[REQUIREMENT]: Retype the listing that follows, word for word.
※
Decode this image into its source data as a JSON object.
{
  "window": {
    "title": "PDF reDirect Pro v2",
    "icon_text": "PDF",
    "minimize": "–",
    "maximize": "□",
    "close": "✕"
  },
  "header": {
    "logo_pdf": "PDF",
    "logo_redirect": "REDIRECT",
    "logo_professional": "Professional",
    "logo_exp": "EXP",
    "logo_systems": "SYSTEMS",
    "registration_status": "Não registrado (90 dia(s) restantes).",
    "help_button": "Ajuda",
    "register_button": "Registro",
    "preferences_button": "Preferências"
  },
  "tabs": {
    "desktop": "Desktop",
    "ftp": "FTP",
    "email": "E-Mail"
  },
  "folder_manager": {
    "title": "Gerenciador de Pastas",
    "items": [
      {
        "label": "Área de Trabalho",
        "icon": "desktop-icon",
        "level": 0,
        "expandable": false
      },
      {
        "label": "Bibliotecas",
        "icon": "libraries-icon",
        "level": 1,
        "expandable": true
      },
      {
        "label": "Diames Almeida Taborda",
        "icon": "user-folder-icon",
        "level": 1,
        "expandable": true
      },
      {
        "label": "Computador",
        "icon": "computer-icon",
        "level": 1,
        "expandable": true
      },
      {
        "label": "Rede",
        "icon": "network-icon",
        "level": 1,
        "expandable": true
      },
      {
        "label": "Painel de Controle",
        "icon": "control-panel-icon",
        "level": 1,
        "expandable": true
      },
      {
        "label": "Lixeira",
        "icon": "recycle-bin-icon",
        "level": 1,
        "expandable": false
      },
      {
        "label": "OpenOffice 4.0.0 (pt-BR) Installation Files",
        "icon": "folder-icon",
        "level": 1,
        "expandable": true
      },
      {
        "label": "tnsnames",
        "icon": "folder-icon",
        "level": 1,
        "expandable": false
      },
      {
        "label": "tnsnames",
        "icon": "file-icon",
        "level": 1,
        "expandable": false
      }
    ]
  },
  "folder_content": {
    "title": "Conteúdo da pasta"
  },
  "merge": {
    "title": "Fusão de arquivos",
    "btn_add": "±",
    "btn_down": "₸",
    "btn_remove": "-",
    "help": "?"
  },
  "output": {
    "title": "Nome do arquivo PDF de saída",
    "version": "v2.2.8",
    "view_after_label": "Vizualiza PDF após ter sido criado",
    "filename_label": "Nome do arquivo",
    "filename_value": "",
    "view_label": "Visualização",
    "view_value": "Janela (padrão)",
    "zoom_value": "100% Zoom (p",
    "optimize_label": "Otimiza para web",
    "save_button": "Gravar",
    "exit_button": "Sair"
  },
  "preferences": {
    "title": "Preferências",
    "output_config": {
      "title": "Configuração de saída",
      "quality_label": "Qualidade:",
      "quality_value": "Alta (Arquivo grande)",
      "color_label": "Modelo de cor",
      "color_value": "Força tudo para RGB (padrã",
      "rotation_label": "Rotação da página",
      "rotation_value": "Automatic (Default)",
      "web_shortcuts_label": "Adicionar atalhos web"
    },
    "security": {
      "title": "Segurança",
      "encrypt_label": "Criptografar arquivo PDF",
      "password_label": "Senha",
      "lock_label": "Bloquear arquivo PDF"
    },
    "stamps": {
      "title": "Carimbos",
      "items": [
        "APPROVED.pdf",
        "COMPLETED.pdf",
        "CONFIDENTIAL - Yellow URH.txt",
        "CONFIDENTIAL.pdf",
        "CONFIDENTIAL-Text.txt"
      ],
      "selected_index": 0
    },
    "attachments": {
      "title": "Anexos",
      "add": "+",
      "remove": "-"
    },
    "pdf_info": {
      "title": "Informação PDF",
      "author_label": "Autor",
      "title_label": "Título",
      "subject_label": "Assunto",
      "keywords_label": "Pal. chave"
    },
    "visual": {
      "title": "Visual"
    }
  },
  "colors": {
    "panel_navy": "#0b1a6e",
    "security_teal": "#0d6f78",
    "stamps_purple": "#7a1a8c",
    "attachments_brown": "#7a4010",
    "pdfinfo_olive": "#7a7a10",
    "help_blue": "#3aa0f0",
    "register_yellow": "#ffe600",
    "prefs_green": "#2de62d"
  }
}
※
[SOLUTION]:
Decode this image into its source data as a JSON object.
{
  "window": {
    "title": "PDF reDirect Pro v2",
    "icon_text": "PDF",
    "minimize": "–",
    "maximize": "□",
    "close": "✕"
  },
  "header": {
    "logo_pdf": "PDF",
    "logo_redirect": "REDIRECT",
    "logo_professional": "Professional",
    "logo_exp": "EXP",
    "logo_systems": "SYSTEMS",
    "registration_status": "Não registrado (90 dia(s) restantes).",
    "help_button": "Ajuda",
    "register_button": "Registro",
    "preferences_button": "Preferências"
  },
  "tabs": {
    "desktop": "Desktop",
    "ftp": "FTP",
    "email": "E-Mail"
  },
  "folder_manager": {
    "title": "Gerenciador de Pastas",
    "items": [
      {
        "label": "Área de Trabalho",
        "icon": "desktop-icon",
        "level": 0,
        "expandable": false
      },
      {
        "label": "Bibliotecas",
        "icon": "libraries-icon",
        "level": 1,
        "expandable": true
      },
      {
        "label": "Diames Almeida Taborda",
        "icon": "user-folder-icon",
        "level": 1,
        "expandable": true
      },
      {
        "label": "Computador",
        "icon": "computer-icon",
        "level": 1,
        "expandable": true
      },
      {
        "label": "Rede",
        "icon": "network-icon",
        "level": 1,
        "expandable": true
      },
      {
        "label": "Painel de Controle",
        "icon": "control-panel-icon",
        "level": 1,
        "expandable": true
      },
      {
        "label": "Lixeira",
        "icon": "recycle-bin-icon",
        "level": 1,
        "expandable": false
      },
      {
        "label": "OpenOffice 4.0.0 (pt-BR) Installation Files",
        "icon": "folder-icon",
        "level": 1,
        "expandable": true
      },
      {
        "label": "tnsnames",
        "icon": "folder-icon",
        "level": 1,
        "expandable": false
      },
      {
        "label": "tnsnames",
        "icon": "file-icon",
        "level": 1,
        "expandable": false
      }
    ]
  },
  "folder_content": {
    "title": "Conteúdo da pasta"
  },
  "merge": {
    "title": "Fusão de arquivos",
    "btn_add": "±",
    "btn_down": "₸",
    "btn_remove": "-",
    "help": "?"
  },
  "output": {
    "title": "Nome do arquivo PDF de saída",
    "version": "v2.2.8",
    "view_after_label": "Vizualiza PDF após ter sido criado",
    "filename_label": "Nome do arquivo",
    "filename_value": "",
    "view_label": "Visualização",
    "view_value": "Janela (padrão)",
    "zoom_value": "100% Zoom (p",
    "optimize_label": "Otimiza para web",
    "save_button": "Gravar",
    "exit_button": "Sair"
  },
  "preferences": {
    "title": "Preferências",
    "output_config": {
      "title": "Configuração de saída",
      "quality_label": "Qualidade:",
      "quality_value": "Alta (Arquivo grande)",
      "color_label": "Modelo de cor",
      "color_value": "Força tudo para RGB (padrã",
      "rotation_label": "Rotação da página",
      "rotation_value": "Automatic (Default)",
      "web_shortcuts_label": "Adicionar atalhos web"
    },
    "security": {
      "title": "Segurança",
      "encrypt_label": "Criptografar arquivo PDF",
      "password_label": "Senha",
      "lock_label": "Bloquear arquivo PDF"
    },
    "stamps": {
      "title": "Carimbos",
      "items": [
        "APPROVED.pdf",
        "COMPLETED.pdf",
        "CONFIDENTIAL - Yellow URH.txt",
        "CONFIDENTIAL.pdf",
        "CONFIDENTIAL-Text.txt"
      ],
      "selected_index": 0
    },
    "attachments": {
      "title": "Anexos",
      "add": "+",
      "remove": "-"
    },
    "pdf_info": {
      "title": "Informação PDF",
      "author_label": "Autor",
      "title_label": "Título",
      "subject_label": "Assunto",
      "keywords_label": "Pal. chave"
    },
    "visual": {
      "title": "Visual"
    }
  },
  "colors": {
    "panel_navy": "#0b1a6e",
    "security_teal": "#0d6f78",
    "stamps_purple": "#7a1a8c",
    "attachments_brown": "#7a4010",
    "pdfinfo_olive": "#7a7a10",
    "help_blue": "#3aa0f0",
    "register_yellow": "#ffe600",
    "prefs_green": "#2de62d"
  }
}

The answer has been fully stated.